* _Your instructions_:
Retype each record below word for word. Leave the pictures out.

====== The data ======

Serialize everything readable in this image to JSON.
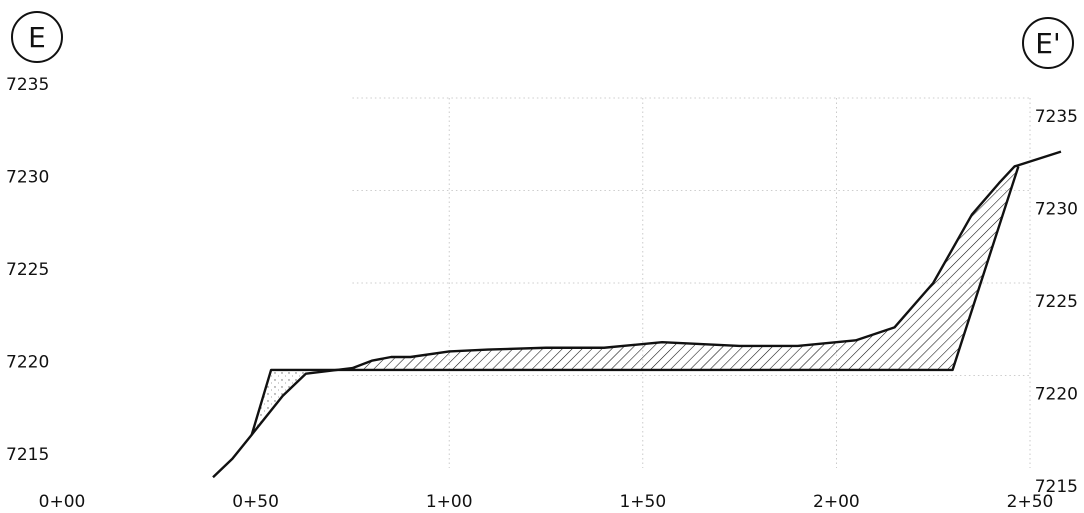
{
  "section": {
    "start_marker": "E",
    "end_marker": "E'"
  },
  "chart_data": {
    "type": "line",
    "title": "",
    "xlabel": "",
    "ylabel": "",
    "xlim": [
      0,
      250
    ],
    "ylim": [
      7215,
      7235
    ],
    "x_ticks": [
      {
        "value": 0,
        "label": "0+00"
      },
      {
        "value": 50,
        "label": "0+50"
      },
      {
        "value": 100,
        "label": "1+00"
      },
      {
        "value": 150,
        "label": "1+50"
      },
      {
        "value": 200,
        "label": "2+00"
      },
      {
        "value": 250,
        "label": "2+50"
      }
    ],
    "y_ticks_left": [
      7215,
      7220,
      7225,
      7230,
      7235
    ],
    "y_ticks_right": [
      7215,
      7220,
      7225,
      7230,
      7235
    ],
    "grid": true,
    "colors": {
      "line": "#111111",
      "grid": "#bdbdbd",
      "hatch": "#111111"
    },
    "existing_ground": [
      [
        39,
        7214.5
      ],
      [
        44,
        7215.5
      ],
      [
        49,
        7216.8
      ],
      [
        57,
        7218.9
      ],
      [
        63,
        7220.1
      ],
      [
        75,
        7220.4
      ],
      [
        80,
        7220.8
      ],
      [
        85,
        7221.0
      ],
      [
        90,
        7221.0
      ],
      [
        100,
        7221.3
      ],
      [
        110,
        7221.4
      ],
      [
        125,
        7221.5
      ],
      [
        140,
        7221.5
      ],
      [
        155,
        7221.8
      ],
      [
        175,
        7221.6
      ],
      [
        190,
        7221.6
      ],
      [
        205,
        7221.9
      ],
      [
        215,
        7222.6
      ],
      [
        225,
        7225.0
      ],
      [
        235,
        7228.7
      ],
      [
        242,
        7230.4
      ],
      [
        246,
        7231.3
      ],
      [
        258,
        7232.1
      ]
    ],
    "proposed_grade": [
      [
        49,
        7216.8
      ],
      [
        54,
        7220.3
      ],
      [
        70,
        7220.3
      ],
      [
        230,
        7220.3
      ],
      [
        247,
        7231.3
      ]
    ]
  }
}
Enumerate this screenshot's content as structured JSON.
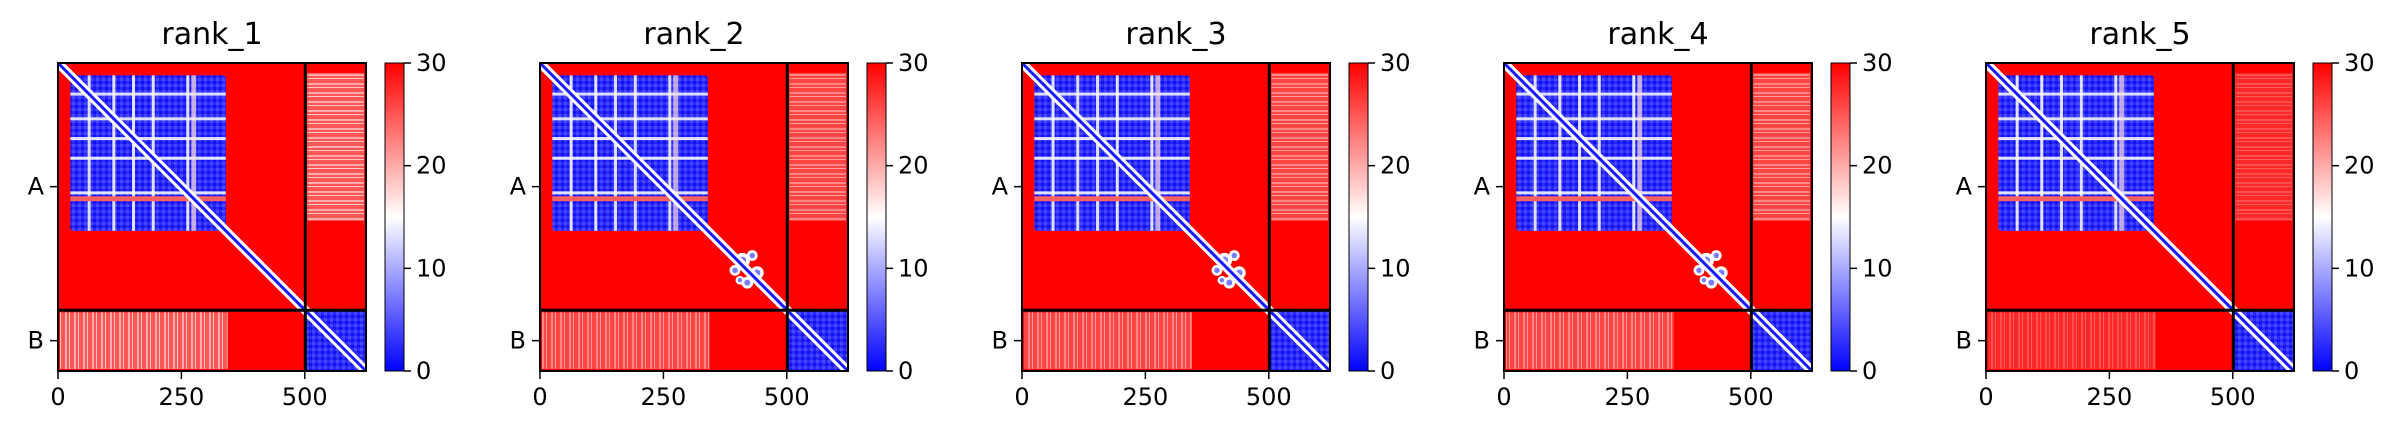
{
  "chart_data": {
    "type": "heatmap",
    "colormap": {
      "name": "bwr",
      "low": "#0000ff",
      "mid": "#ffffff",
      "high": "#ff0000",
      "vmin": 0,
      "vmax": 30
    },
    "colorbar_ticks": [
      "0",
      "10",
      "20",
      "30"
    ],
    "x_ticks": [
      "0",
      "250",
      "500"
    ],
    "y_ticks": [
      "A",
      "B"
    ],
    "chain_lengths": {
      "A": 501,
      "B": 123
    },
    "grid": false,
    "panels": [
      {
        "title": "rank_1",
        "blue_block_end": 340,
        "diagonal_cluster": false,
        "offdiag_pink": "strong"
      },
      {
        "title": "rank_2",
        "blue_block_end": 340,
        "diagonal_cluster": true,
        "offdiag_pink": "medium"
      },
      {
        "title": "rank_3",
        "blue_block_end": 340,
        "diagonal_cluster": true,
        "offdiag_pink": "medium"
      },
      {
        "title": "rank_4",
        "blue_block_end": 340,
        "diagonal_cluster": true,
        "offdiag_pink": "medium"
      },
      {
        "title": "rank_5",
        "blue_block_end": 340,
        "diagonal_cluster": false,
        "offdiag_pink": "faint"
      }
    ]
  }
}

======

* _Task response_:
Serialize everything readable in this image to JSON.
{
  "section": {
    "start_marker": "E",
    "end_marker": "E'"
  },
  "chart_data": {
    "type": "line",
    "title": "",
    "xlabel": "",
    "ylabel": "",
    "xlim": [
      0,
      250
    ],
    "ylim": [
      7215,
      7235
    ],
    "x_ticks": [
      {
        "value": 0,
        "label": "0+00"
      },
      {
        "value": 50,
        "label": "0+50"
      },
      {
        "value": 100,
        "label": "1+00"
      },
      {
        "value": 150,
        "label": "1+50"
      },
      {
        "value": 200,
        "label": "2+00"
      },
      {
        "value": 250,
        "label": "2+50"
      }
    ],
    "y_ticks_left": [
      7215,
      7220,
      7225,
      7230,
      7235
    ],
    "y_ticks_right": [
      7215,
      7220,
      7225,
      7230,
      7235
    ],
    "grid": true,
    "colors": {
      "line": "#111111",
      "grid": "#bdbdbd",
      "hatch": "#111111"
    },
    "existing_ground": [
      [
        39,
        7214.5
      ],
      [
        44,
        7215.5
      ],
      [
        49,
        7216.8
      ],
      [
        57,
        7218.9
      ],
      [
        63,
        7220.1
      ],
      [
        75,
        7220.4
      ],
      [
        80,
        7220.8
      ],
      [
        85,
        7221.0
      ],
      [
        90,
        7221.0
      ],
      [
        100,
        7221.3
      ],
      [
        110,
        7221.4
      ],
      [
        125,
        7221.5
      ],
      [
        140,
        7221.5
      ],
      [
        155,
        7221.8
      ],
      [
        175,
        7221.6
      ],
      [
        190,
        7221.6
      ],
      [
        205,
        7221.9
      ],
      [
        215,
        7222.6
      ],
      [
        225,
        7225.0
      ],
      [
        235,
        7228.7
      ],
      [
        242,
        7230.4
      ],
      [
        246,
        7231.3
      ],
      [
        258,
        7232.1
      ]
    ],
    "proposed_grade": [
      [
        49,
        7216.8
      ],
      [
        54,
        7220.3
      ],
      [
        70,
        7220.3
      ],
      [
        230,
        7220.3
      ],
      [
        247,
        7231.3
      ]
    ]
  }
}
Enumerate this screenshot's content as structured JSON.
{
  "chart_data": {
    "type": "heatmap",
    "colormap": {
      "name": "bwr",
      "low": "#0000ff",
      "mid": "#ffffff",
      "high": "#ff0000",
      "vmin": 0,
      "vmax": 30
    },
    "colorbar_ticks": [
      "0",
      "10",
      "20",
      "30"
    ],
    "x_ticks": [
      "0",
      "250",
      "500"
    ],
    "y_ticks": [
      "A",
      "B"
    ],
    "chain_lengths": {
      "A": 501,
      "B": 123
    },
    "grid": false,
    "panels": [
      {
        "title": "rank_1",
        "blue_block_end": 340,
        "diagonal_cluster": false,
        "offdiag_pink": "strong"
      },
      {
        "title": "rank_2",
        "blue_block_end": 340,
        "diagonal_cluster": true,
        "offdiag_pink": "medium"
      },
      {
        "title": "rank_3",
        "blue_block_end": 340,
        "diagonal_cluster": true,
        "offdiag_pink": "medium"
      },
      {
        "title": "rank_4",
        "blue_block_end": 340,
        "diagonal_cluster": true,
        "offdiag_pink": "medium"
      },
      {
        "title": "rank_5",
        "blue_block_end": 340,
        "diagonal_cluster": false,
        "offdiag_pink": "faint"
      }
    ]
  }
}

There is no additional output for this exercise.